Every entry below should be printed exactly, without its images.

== Record excerpts ==
────

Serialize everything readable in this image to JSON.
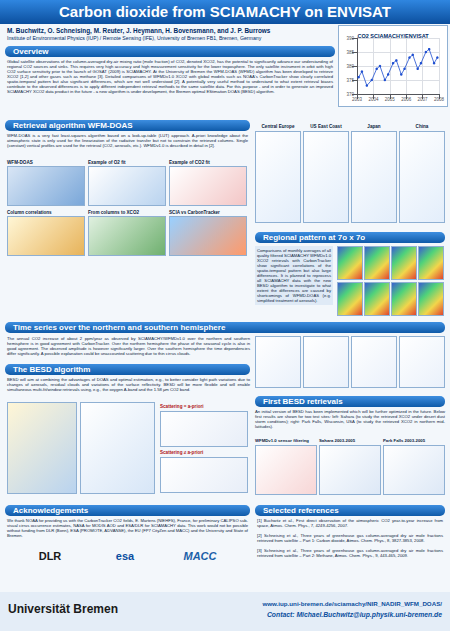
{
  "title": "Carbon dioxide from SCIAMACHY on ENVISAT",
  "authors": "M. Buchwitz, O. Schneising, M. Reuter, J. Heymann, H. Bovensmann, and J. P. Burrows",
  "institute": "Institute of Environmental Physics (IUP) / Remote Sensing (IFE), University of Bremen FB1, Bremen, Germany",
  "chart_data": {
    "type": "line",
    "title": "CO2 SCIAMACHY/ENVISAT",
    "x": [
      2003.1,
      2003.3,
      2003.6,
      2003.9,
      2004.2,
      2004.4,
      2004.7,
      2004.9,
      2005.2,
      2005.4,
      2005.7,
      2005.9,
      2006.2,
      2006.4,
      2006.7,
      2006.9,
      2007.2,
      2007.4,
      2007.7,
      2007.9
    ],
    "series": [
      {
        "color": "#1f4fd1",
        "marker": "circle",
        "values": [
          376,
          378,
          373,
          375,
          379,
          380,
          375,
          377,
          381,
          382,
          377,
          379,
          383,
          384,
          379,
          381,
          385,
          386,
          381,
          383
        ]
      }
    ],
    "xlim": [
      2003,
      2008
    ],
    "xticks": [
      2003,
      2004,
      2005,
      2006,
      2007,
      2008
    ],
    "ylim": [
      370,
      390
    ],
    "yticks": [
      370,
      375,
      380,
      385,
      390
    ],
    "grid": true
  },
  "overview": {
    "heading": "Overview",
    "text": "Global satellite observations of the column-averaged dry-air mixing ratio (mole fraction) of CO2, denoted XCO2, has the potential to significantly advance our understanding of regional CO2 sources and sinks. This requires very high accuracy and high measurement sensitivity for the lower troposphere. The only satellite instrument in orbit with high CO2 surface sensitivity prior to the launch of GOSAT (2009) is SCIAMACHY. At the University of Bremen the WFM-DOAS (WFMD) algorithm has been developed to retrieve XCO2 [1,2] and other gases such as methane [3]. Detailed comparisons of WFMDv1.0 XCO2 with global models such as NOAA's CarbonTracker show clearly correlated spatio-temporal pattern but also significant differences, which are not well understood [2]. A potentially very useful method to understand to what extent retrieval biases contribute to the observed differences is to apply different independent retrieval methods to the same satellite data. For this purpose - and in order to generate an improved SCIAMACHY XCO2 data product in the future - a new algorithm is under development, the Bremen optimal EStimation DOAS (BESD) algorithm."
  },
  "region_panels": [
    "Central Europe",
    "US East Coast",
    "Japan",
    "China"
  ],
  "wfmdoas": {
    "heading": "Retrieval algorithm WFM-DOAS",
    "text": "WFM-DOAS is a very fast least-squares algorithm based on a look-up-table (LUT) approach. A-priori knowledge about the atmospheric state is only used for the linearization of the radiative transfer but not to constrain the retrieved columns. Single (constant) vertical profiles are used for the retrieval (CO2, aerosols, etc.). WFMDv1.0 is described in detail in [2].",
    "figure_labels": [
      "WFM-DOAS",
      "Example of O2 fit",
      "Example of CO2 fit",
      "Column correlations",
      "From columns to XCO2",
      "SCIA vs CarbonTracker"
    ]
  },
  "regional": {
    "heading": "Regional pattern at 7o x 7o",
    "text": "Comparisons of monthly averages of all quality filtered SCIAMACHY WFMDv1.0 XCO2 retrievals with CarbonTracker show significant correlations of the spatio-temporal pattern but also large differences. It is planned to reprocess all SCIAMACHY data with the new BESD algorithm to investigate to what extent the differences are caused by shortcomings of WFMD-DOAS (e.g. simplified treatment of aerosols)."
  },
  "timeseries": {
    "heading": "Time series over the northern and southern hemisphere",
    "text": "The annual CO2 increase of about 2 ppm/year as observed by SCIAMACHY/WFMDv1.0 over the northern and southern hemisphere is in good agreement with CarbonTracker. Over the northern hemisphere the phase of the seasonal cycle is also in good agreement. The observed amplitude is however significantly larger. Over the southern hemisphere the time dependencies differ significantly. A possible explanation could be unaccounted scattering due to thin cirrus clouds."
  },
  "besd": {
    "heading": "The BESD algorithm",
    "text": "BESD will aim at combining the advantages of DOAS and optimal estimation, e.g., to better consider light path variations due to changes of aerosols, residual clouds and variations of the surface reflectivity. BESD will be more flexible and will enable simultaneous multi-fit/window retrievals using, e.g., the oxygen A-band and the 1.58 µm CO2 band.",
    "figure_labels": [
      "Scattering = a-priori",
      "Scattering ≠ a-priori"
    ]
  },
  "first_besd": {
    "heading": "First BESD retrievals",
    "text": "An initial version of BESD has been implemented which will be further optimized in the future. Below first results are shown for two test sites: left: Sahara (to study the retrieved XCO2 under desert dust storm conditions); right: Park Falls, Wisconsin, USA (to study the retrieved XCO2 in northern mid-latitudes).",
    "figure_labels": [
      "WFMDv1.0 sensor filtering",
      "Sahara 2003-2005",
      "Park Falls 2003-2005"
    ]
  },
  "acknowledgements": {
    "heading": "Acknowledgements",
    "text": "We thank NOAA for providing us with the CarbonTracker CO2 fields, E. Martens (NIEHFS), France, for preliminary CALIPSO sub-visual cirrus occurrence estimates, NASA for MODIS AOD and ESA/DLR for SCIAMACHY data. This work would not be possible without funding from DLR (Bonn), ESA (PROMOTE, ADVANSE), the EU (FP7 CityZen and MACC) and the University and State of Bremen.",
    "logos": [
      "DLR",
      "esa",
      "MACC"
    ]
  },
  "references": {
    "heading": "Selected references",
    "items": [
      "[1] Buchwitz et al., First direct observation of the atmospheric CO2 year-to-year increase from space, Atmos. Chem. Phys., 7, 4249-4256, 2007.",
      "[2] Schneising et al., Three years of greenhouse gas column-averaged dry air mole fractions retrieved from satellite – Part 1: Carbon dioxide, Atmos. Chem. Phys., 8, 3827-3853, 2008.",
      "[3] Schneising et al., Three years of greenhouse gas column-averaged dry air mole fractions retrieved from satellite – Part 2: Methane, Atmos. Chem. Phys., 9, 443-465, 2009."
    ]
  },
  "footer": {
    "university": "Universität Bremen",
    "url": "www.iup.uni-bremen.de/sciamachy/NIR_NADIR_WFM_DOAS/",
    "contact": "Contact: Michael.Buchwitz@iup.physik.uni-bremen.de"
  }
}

────

== Result of this exercise ==
Serialize everything readable in this image to JSON.
{
  "title": "Carbon dioxide from SCIAMACHY on ENVISAT",
  "authors": "M. Buchwitz, O. Schneising, M. Reuter, J. Heymann, H. Bovensmann, and J. P. Burrows",
  "institute": "Institute of Environmental Physics (IUP) / Remote Sensing (IFE), University of Bremen FB1, Bremen, Germany",
  "chart_data": {
    "type": "line",
    "title": "CO2 SCIAMACHY/ENVISAT",
    "x": [
      2003.1,
      2003.3,
      2003.6,
      2003.9,
      2004.2,
      2004.4,
      2004.7,
      2004.9,
      2005.2,
      2005.4,
      2005.7,
      2005.9,
      2006.2,
      2006.4,
      2006.7,
      2006.9,
      2007.2,
      2007.4,
      2007.7,
      2007.9
    ],
    "series": [
      {
        "color": "#1f4fd1",
        "marker": "circle",
        "values": [
          376,
          378,
          373,
          375,
          379,
          380,
          375,
          377,
          381,
          382,
          377,
          379,
          383,
          384,
          379,
          381,
          385,
          386,
          381,
          383
        ]
      }
    ],
    "xlim": [
      2003,
      2008
    ],
    "xticks": [
      2003,
      2004,
      2005,
      2006,
      2007,
      2008
    ],
    "ylim": [
      370,
      390
    ],
    "yticks": [
      370,
      375,
      380,
      385,
      390
    ],
    "grid": true
  },
  "overview": {
    "heading": "Overview",
    "text": "Global satellite observations of the column-averaged dry-air mixing ratio (mole fraction) of CO2, denoted XCO2, has the potential to significantly advance our understanding of regional CO2 sources and sinks. This requires very high accuracy and high measurement sensitivity for the lower troposphere. The only satellite instrument in orbit with high CO2 surface sensitivity prior to the launch of GOSAT (2009) is SCIAMACHY. At the University of Bremen the WFM-DOAS (WFMD) algorithm has been developed to retrieve XCO2 [1,2] and other gases such as methane [3]. Detailed comparisons of WFMDv1.0 XCO2 with global models such as NOAA's CarbonTracker show clearly correlated spatio-temporal pattern but also significant differences, which are not well understood [2]. A potentially very useful method to understand to what extent retrieval biases contribute to the observed differences is to apply different independent retrieval methods to the same satellite data. For this purpose - and in order to generate an improved SCIAMACHY XCO2 data product in the future - a new algorithm is under development, the Bremen optimal EStimation DOAS (BESD) algorithm."
  },
  "region_panels": [
    "Central Europe",
    "US East Coast",
    "Japan",
    "China"
  ],
  "wfmdoas": {
    "heading": "Retrieval algorithm WFM-DOAS",
    "text": "WFM-DOAS is a very fast least-squares algorithm based on a look-up-table (LUT) approach. A-priori knowledge about the atmospheric state is only used for the linearization of the radiative transfer but not to constrain the retrieved columns. Single (constant) vertical profiles are used for the retrieval (CO2, aerosols, etc.). WFMDv1.0 is described in detail in [2].",
    "figure_labels": [
      "WFM-DOAS",
      "Example of O2 fit",
      "Example of CO2 fit",
      "Column correlations",
      "From columns to XCO2",
      "SCIA vs CarbonTracker"
    ]
  },
  "regional": {
    "heading": "Regional pattern at 7o x 7o",
    "text": "Comparisons of monthly averages of all quality filtered SCIAMACHY WFMDv1.0 XCO2 retrievals with CarbonTracker show significant correlations of the spatio-temporal pattern but also large differences. It is planned to reprocess all SCIAMACHY data with the new BESD algorithm to investigate to what extent the differences are caused by shortcomings of WFMD-DOAS (e.g. simplified treatment of aerosols)."
  },
  "timeseries": {
    "heading": "Time series over the northern and southern hemisphere",
    "text": "The annual CO2 increase of about 2 ppm/year as observed by SCIAMACHY/WFMDv1.0 over the northern and southern hemisphere is in good agreement with CarbonTracker. Over the northern hemisphere the phase of the seasonal cycle is also in good agreement. The observed amplitude is however significantly larger. Over the southern hemisphere the time dependencies differ significantly. A possible explanation could be unaccounted scattering due to thin cirrus clouds."
  },
  "besd": {
    "heading": "The BESD algorithm",
    "text": "BESD will aim at combining the advantages of DOAS and optimal estimation, e.g., to better consider light path variations due to changes of aerosols, residual clouds and variations of the surface reflectivity. BESD will be more flexible and will enable simultaneous multi-fit/window retrievals using, e.g., the oxygen A-band and the 1.58 µm CO2 band.",
    "figure_labels": [
      "Scattering = a-priori",
      "Scattering ≠ a-priori"
    ]
  },
  "first_besd": {
    "heading": "First BESD retrievals",
    "text": "An initial version of BESD has been implemented which will be further optimized in the future. Below first results are shown for two test sites: left: Sahara (to study the retrieved XCO2 under desert dust storm conditions); right: Park Falls, Wisconsin, USA (to study the retrieved XCO2 in northern mid-latitudes).",
    "figure_labels": [
      "WFMDv1.0 sensor filtering",
      "Sahara 2003-2005",
      "Park Falls 2003-2005"
    ]
  },
  "acknowledgements": {
    "heading": "Acknowledgements",
    "text": "We thank NOAA for providing us with the CarbonTracker CO2 fields, E. Martens (NIEHFS), France, for preliminary CALIPSO sub-visual cirrus occurrence estimates, NASA for MODIS AOD and ESA/DLR for SCIAMACHY data. This work would not be possible without funding from DLR (Bonn), ESA (PROMOTE, ADVANSE), the EU (FP7 CityZen and MACC) and the University and State of Bremen.",
    "logos": [
      "DLR",
      "esa",
      "MACC"
    ]
  },
  "references": {
    "heading": "Selected references",
    "items": [
      "[1] Buchwitz et al., First direct observation of the atmospheric CO2 year-to-year increase from space, Atmos. Chem. Phys., 7, 4249-4256, 2007.",
      "[2] Schneising et al., Three years of greenhouse gas column-averaged dry air mole fractions retrieved from satellite – Part 1: Carbon dioxide, Atmos. Chem. Phys., 8, 3827-3853, 2008.",
      "[3] Schneising et al., Three years of greenhouse gas column-averaged dry air mole fractions retrieved from satellite – Part 2: Methane, Atmos. Chem. Phys., 9, 443-465, 2009."
    ]
  },
  "footer": {
    "university": "Universität Bremen",
    "url": "www.iup.uni-bremen.de/sciamachy/NIR_NADIR_WFM_DOAS/",
    "contact": "Contact: Michael.Buchwitz@iup.physik.uni-bremen.de"
  }
}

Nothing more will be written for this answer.